- [Short problem]:
Copy out, from the entries below, each line holding the string "June".
* * * * * * *
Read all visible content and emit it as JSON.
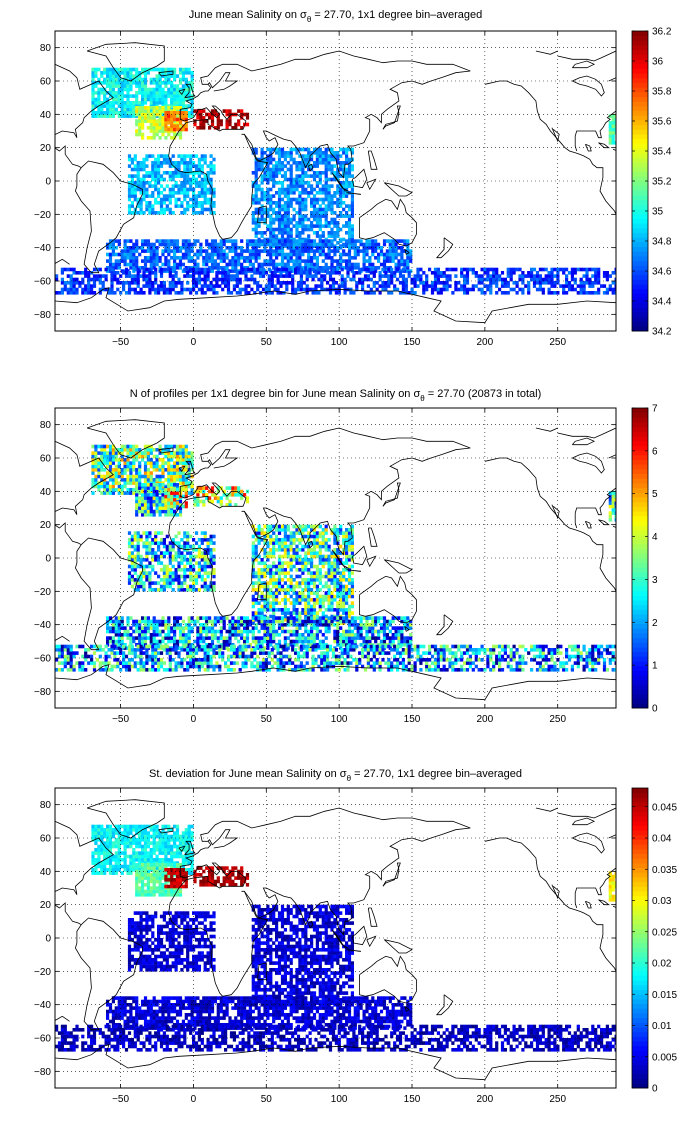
{
  "chart_data": [
    {
      "type": "heatmap",
      "title": "June mean Salinity on σθ = 27.70, 1x1 degree bin–averaged",
      "title_parts": {
        "before": "June mean Salinity on σ",
        "sub": "θ",
        "after": " = 27.70, 1x1 degree bin–averaged"
      },
      "xlabel": "",
      "ylabel": "",
      "xlim": [
        -95,
        290
      ],
      "ylim": [
        -90,
        90
      ],
      "xticks": [
        -50,
        0,
        50,
        100,
        150,
        200,
        250
      ],
      "yticks": [
        -80,
        -60,
        -40,
        -20,
        0,
        20,
        40,
        60,
        80
      ],
      "grid": true,
      "colormap": "jet",
      "clim": [
        34.2,
        36.2
      ],
      "colorbar_ticks": [
        "34.2",
        "34.4",
        "34.6",
        "34.8",
        "35",
        "35.2",
        "35.4",
        "35.6",
        "35.8",
        "36",
        "36.2"
      ],
      "field_description": "salinity per 1x1 degree bin",
      "regions": [
        {
          "lon": [
            -70,
            0
          ],
          "lat": [
            38,
            67
          ],
          "value": 34.95,
          "density": 0.85
        },
        {
          "lon": [
            -40,
            -8
          ],
          "lat": [
            25,
            45
          ],
          "value": 35.35,
          "density": 0.9
        },
        {
          "lon": [
            -20,
            -5
          ],
          "lat": [
            30,
            42
          ],
          "value": 35.75,
          "density": 0.8
        },
        {
          "lon": [
            0,
            38
          ],
          "lat": [
            31,
            43
          ],
          "value": 36.1,
          "density": 0.55
        },
        {
          "lon": [
            -45,
            15
          ],
          "lat": [
            -20,
            15
          ],
          "value": 34.82,
          "density": 0.7
        },
        {
          "lon": [
            40,
            110
          ],
          "lat": [
            -40,
            20
          ],
          "value": 34.72,
          "density": 0.7
        },
        {
          "lon": [
            -60,
            150
          ],
          "lat": [
            -55,
            -35
          ],
          "value": 34.65,
          "density": 0.75
        },
        {
          "lon": [
            -95,
            290
          ],
          "lat": [
            -68,
            -52
          ],
          "value": 34.55,
          "density": 0.6
        },
        {
          "lon": [
            285,
            290
          ],
          "lat": [
            22,
            40
          ],
          "value": 35.1,
          "density": 0.9
        }
      ]
    },
    {
      "type": "heatmap",
      "title": "N of profiles per 1x1 degree bin for June mean Salinity on σθ = 27.70 (20873 in total)",
      "title_parts": {
        "before": "N of profiles per 1x1 degree bin for June mean Salinity on σ",
        "sub": "θ",
        "after": " = 27.70 (20873 in total)"
      },
      "xlabel": "",
      "ylabel": "",
      "xlim": [
        -95,
        290
      ],
      "ylim": [
        -90,
        90
      ],
      "xticks": [
        -50,
        0,
        50,
        100,
        150,
        200,
        250
      ],
      "yticks": [
        -80,
        -60,
        -40,
        -20,
        0,
        20,
        40,
        60,
        80
      ],
      "grid": true,
      "colormap": "jet",
      "clim": [
        0,
        7
      ],
      "colorbar_ticks": [
        "0",
        "1",
        "2",
        "3",
        "4",
        "5",
        "6",
        "7"
      ],
      "total_profiles": 20873,
      "field_description": "number of profiles per 1x1 degree bin",
      "regions": [
        {
          "lon": [
            -70,
            0
          ],
          "lat": [
            38,
            67
          ],
          "value": 3.2,
          "density": 0.85
        },
        {
          "lon": [
            -40,
            -8
          ],
          "lat": [
            25,
            45
          ],
          "value": 2.6,
          "density": 0.9
        },
        {
          "lon": [
            -20,
            -5
          ],
          "lat": [
            30,
            42
          ],
          "value": 4.5,
          "density": 0.8
        },
        {
          "lon": [
            0,
            38
          ],
          "lat": [
            31,
            43
          ],
          "value": 4.2,
          "density": 0.55
        },
        {
          "lon": [
            -45,
            15
          ],
          "lat": [
            -20,
            15
          ],
          "value": 2.4,
          "density": 0.7
        },
        {
          "lon": [
            40,
            110
          ],
          "lat": [
            -40,
            20
          ],
          "value": 2.8,
          "density": 0.7
        },
        {
          "lon": [
            -60,
            150
          ],
          "lat": [
            -55,
            -35
          ],
          "value": 2.0,
          "density": 0.75
        },
        {
          "lon": [
            -95,
            290
          ],
          "lat": [
            -68,
            -52
          ],
          "value": 2.0,
          "density": 0.6
        },
        {
          "lon": [
            285,
            290
          ],
          "lat": [
            22,
            40
          ],
          "value": 3.0,
          "density": 0.9
        }
      ]
    },
    {
      "type": "heatmap",
      "title": "St. deviation for June mean Salinity on σθ = 27.70, 1x1 degree bin–averaged",
      "title_parts": {
        "before": "St. deviation for June mean Salinity on σ",
        "sub": "θ",
        "after": " = 27.70, 1x1 degree bin–averaged"
      },
      "xlabel": "",
      "ylabel": "",
      "xlim": [
        -95,
        290
      ],
      "ylim": [
        -90,
        90
      ],
      "xticks": [
        -50,
        0,
        50,
        100,
        150,
        200,
        250
      ],
      "yticks": [
        -80,
        -60,
        -40,
        -20,
        0,
        20,
        40,
        60,
        80
      ],
      "grid": true,
      "colormap": "jet",
      "clim": [
        0,
        0.048
      ],
      "colorbar_ticks": [
        "0",
        "0.005",
        "0.01",
        "0.015",
        "0.02",
        "0.025",
        "0.03",
        "0.035",
        "0.04",
        "0.045"
      ],
      "field_description": "standard deviation of salinity per 1x1 degree bin",
      "regions": [
        {
          "lon": [
            -70,
            0
          ],
          "lat": [
            38,
            67
          ],
          "value": 0.018,
          "density": 0.85
        },
        {
          "lon": [
            -40,
            -8
          ],
          "lat": [
            25,
            45
          ],
          "value": 0.022,
          "density": 0.9
        },
        {
          "lon": [
            -20,
            -5
          ],
          "lat": [
            30,
            42
          ],
          "value": 0.045,
          "density": 0.8
        },
        {
          "lon": [
            0,
            38
          ],
          "lat": [
            31,
            43
          ],
          "value": 0.046,
          "density": 0.55
        },
        {
          "lon": [
            -45,
            15
          ],
          "lat": [
            -20,
            15
          ],
          "value": 0.004,
          "density": 0.7
        },
        {
          "lon": [
            40,
            110
          ],
          "lat": [
            -40,
            20
          ],
          "value": 0.004,
          "density": 0.7
        },
        {
          "lon": [
            -60,
            150
          ],
          "lat": [
            -55,
            -35
          ],
          "value": 0.004,
          "density": 0.75
        },
        {
          "lon": [
            -95,
            290
          ],
          "lat": [
            -68,
            -52
          ],
          "value": 0.003,
          "density": 0.6
        },
        {
          "lon": [
            285,
            290
          ],
          "lat": [
            22,
            40
          ],
          "value": 0.03,
          "density": 0.9
        }
      ]
    }
  ]
}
* * * * * * *
- [Completed task]:
      "title": "June mean Salinity on σθ = 27.70, 1x1 degree bin–averaged",
        "before": "June mean Salinity on σ",
      "title": "N of profiles per 1x1 degree bin for June mean Salinity on σθ = 27.70 (20873 in total)",
        "before": "N of profiles per 1x1 degree bin for June mean Salinity on σ",
      "title": "St. deviation for June mean Salinity on σθ = 27.70, 1x1 degree bin–averaged",
        "before": "St. deviation for June mean Salinity on σ",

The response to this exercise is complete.